→ WHAT THE TASK REQUIRES
Repeat the records below exactly, leaving out any pictures.

→ THE DATA
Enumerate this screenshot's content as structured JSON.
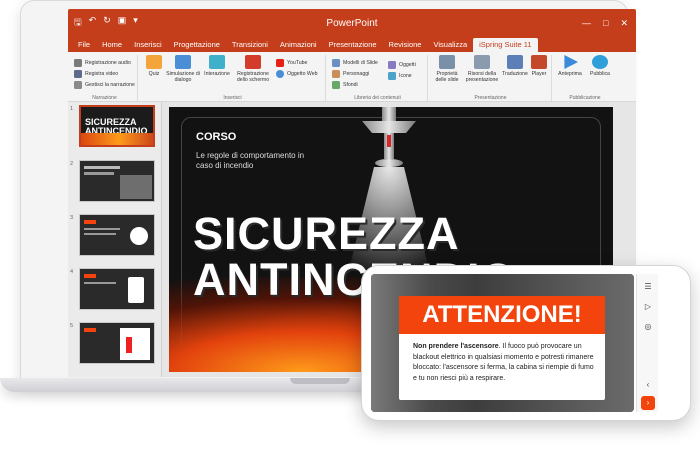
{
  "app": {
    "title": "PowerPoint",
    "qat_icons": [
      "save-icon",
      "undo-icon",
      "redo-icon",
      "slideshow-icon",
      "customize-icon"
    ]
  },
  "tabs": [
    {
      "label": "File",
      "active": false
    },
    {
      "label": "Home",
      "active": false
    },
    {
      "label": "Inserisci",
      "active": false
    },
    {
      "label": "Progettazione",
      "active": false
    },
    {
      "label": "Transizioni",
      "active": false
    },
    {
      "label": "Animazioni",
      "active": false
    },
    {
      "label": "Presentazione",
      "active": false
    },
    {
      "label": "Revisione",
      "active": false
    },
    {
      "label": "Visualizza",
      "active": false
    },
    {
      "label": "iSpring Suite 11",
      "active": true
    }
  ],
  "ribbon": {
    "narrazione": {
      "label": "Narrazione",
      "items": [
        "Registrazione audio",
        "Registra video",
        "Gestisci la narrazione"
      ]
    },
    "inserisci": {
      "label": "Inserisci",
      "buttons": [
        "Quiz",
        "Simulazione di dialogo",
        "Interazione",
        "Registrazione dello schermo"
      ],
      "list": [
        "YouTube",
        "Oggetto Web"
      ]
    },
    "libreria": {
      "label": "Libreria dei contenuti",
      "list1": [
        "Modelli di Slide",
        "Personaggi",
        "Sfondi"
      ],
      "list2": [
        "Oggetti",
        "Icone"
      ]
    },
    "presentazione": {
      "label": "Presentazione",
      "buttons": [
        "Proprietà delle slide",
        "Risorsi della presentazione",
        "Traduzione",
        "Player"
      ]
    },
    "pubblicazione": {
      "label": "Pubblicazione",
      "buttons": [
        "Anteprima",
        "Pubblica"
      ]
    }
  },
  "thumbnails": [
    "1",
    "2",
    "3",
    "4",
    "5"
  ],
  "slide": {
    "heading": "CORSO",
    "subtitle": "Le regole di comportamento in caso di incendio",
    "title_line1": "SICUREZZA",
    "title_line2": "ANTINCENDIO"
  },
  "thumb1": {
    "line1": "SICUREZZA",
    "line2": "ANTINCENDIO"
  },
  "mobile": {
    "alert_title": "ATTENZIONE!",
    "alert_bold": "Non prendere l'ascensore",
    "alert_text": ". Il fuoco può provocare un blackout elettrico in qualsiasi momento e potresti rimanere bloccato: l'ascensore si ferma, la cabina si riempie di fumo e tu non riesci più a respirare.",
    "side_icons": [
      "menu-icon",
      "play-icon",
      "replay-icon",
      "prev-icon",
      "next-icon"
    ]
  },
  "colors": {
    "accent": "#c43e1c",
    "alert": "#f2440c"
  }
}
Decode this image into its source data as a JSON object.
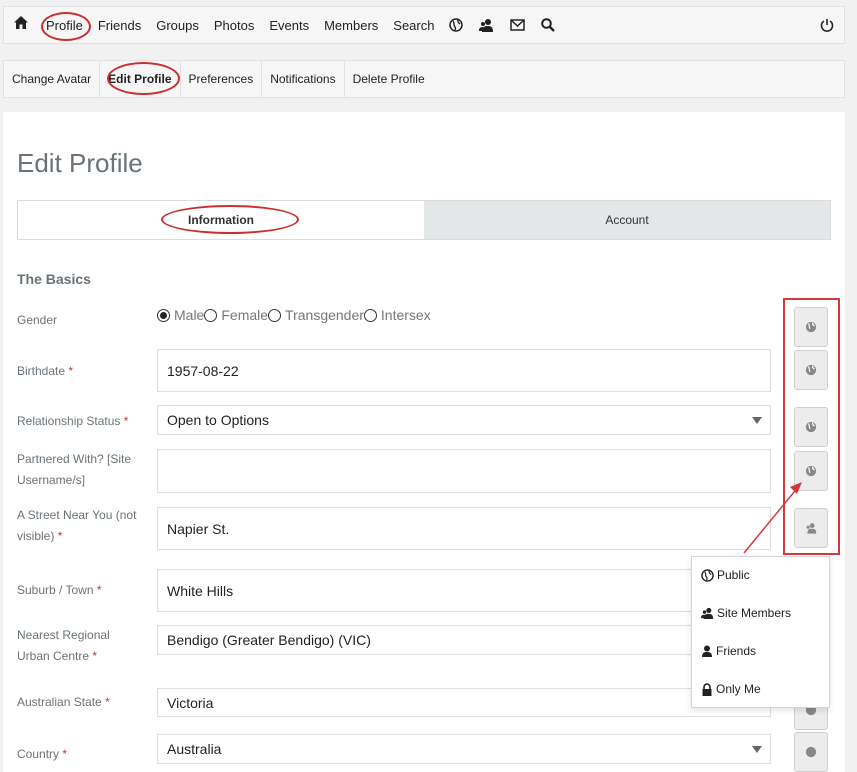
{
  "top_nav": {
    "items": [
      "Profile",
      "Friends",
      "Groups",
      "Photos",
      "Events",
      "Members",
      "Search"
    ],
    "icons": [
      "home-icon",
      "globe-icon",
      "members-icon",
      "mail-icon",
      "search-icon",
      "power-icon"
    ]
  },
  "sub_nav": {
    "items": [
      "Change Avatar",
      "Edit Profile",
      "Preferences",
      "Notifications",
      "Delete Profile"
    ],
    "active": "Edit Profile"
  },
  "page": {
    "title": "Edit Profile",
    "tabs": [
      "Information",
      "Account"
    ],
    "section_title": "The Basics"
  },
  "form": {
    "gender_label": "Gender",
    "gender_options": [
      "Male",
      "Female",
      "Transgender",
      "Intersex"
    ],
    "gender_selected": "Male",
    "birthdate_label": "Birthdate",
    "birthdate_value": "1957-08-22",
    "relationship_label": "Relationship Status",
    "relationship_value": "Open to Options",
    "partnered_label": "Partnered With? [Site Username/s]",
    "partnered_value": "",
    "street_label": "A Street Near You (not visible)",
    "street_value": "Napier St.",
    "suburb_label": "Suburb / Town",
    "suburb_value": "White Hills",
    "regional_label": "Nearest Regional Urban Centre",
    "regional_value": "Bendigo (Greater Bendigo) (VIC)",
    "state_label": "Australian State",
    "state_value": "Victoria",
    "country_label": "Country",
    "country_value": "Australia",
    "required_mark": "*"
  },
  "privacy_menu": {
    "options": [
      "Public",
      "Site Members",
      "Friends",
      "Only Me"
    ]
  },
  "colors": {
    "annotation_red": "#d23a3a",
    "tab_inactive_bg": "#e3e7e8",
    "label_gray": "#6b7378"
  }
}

→ ANSWER FOR THIS EXERCISE
Enumerate this screenshot's content as structured JSON.
{
  "app": {
    "title": "PowerPoint",
    "qat_icons": [
      "save-icon",
      "undo-icon",
      "redo-icon",
      "slideshow-icon",
      "customize-icon"
    ]
  },
  "tabs": [
    {
      "label": "File",
      "active": false
    },
    {
      "label": "Home",
      "active": false
    },
    {
      "label": "Inserisci",
      "active": false
    },
    {
      "label": "Progettazione",
      "active": false
    },
    {
      "label": "Transizioni",
      "active": false
    },
    {
      "label": "Animazioni",
      "active": false
    },
    {
      "label": "Presentazione",
      "active": false
    },
    {
      "label": "Revisione",
      "active": false
    },
    {
      "label": "Visualizza",
      "active": false
    },
    {
      "label": "iSpring Suite 11",
      "active": true
    }
  ],
  "ribbon": {
    "narrazione": {
      "label": "Narrazione",
      "items": [
        "Registrazione audio",
        "Registra video",
        "Gestisci la narrazione"
      ]
    },
    "inserisci": {
      "label": "Inserisci",
      "buttons": [
        "Quiz",
        "Simulazione di dialogo",
        "Interazione",
        "Registrazione dello schermo"
      ],
      "list": [
        "YouTube",
        "Oggetto Web"
      ]
    },
    "libreria": {
      "label": "Libreria dei contenuti",
      "list1": [
        "Modelli di Slide",
        "Personaggi",
        "Sfondi"
      ],
      "list2": [
        "Oggetti",
        "Icone"
      ]
    },
    "presentazione": {
      "label": "Presentazione",
      "buttons": [
        "Proprietà delle slide",
        "Risorsi della presentazione",
        "Traduzione",
        "Player"
      ]
    },
    "pubblicazione": {
      "label": "Pubblicazione",
      "buttons": [
        "Anteprima",
        "Pubblica"
      ]
    }
  },
  "thumbnails": [
    "1",
    "2",
    "3",
    "4",
    "5"
  ],
  "slide": {
    "heading": "CORSO",
    "subtitle": "Le regole di comportamento in caso di incendio",
    "title_line1": "SICUREZZA",
    "title_line2": "ANTINCENDIO"
  },
  "thumb1": {
    "line1": "SICUREZZA",
    "line2": "ANTINCENDIO"
  },
  "mobile": {
    "alert_title": "ATTENZIONE!",
    "alert_bold": "Non prendere l'ascensore",
    "alert_text": ". Il fuoco può provocare un blackout elettrico in qualsiasi momento e potresti rimanere bloccato: l'ascensore si ferma, la cabina si riempie di fumo e tu non riesci più a respirare.",
    "side_icons": [
      "menu-icon",
      "play-icon",
      "replay-icon",
      "prev-icon",
      "next-icon"
    ]
  },
  "colors": {
    "accent": "#c43e1c",
    "alert": "#f2440c"
  }
}
Decode this image into its source data as a JSON object.
{
  "top_nav": {
    "items": [
      "Profile",
      "Friends",
      "Groups",
      "Photos",
      "Events",
      "Members",
      "Search"
    ],
    "icons": [
      "home-icon",
      "globe-icon",
      "members-icon",
      "mail-icon",
      "search-icon",
      "power-icon"
    ]
  },
  "sub_nav": {
    "items": [
      "Change Avatar",
      "Edit Profile",
      "Preferences",
      "Notifications",
      "Delete Profile"
    ],
    "active": "Edit Profile"
  },
  "page": {
    "title": "Edit Profile",
    "tabs": [
      "Information",
      "Account"
    ],
    "section_title": "The Basics"
  },
  "form": {
    "gender_label": "Gender",
    "gender_options": [
      "Male",
      "Female",
      "Transgender",
      "Intersex"
    ],
    "gender_selected": "Male",
    "birthdate_label": "Birthdate",
    "birthdate_value": "1957-08-22",
    "relationship_label": "Relationship Status",
    "relationship_value": "Open to Options",
    "partnered_label": "Partnered With? [Site Username/s]",
    "partnered_value": "",
    "street_label": "A Street Near You (not visible)",
    "street_value": "Napier St.",
    "suburb_label": "Suburb / Town",
    "suburb_value": "White Hills",
    "regional_label": "Nearest Regional Urban Centre",
    "regional_value": "Bendigo (Greater Bendigo) (VIC)",
    "state_label": "Australian State",
    "state_value": "Victoria",
    "country_label": "Country",
    "country_value": "Australia",
    "required_mark": "*"
  },
  "privacy_menu": {
    "options": [
      "Public",
      "Site Members",
      "Friends",
      "Only Me"
    ]
  },
  "colors": {
    "annotation_red": "#d23a3a",
    "tab_inactive_bg": "#e3e7e8",
    "label_gray": "#6b7378"
  }
}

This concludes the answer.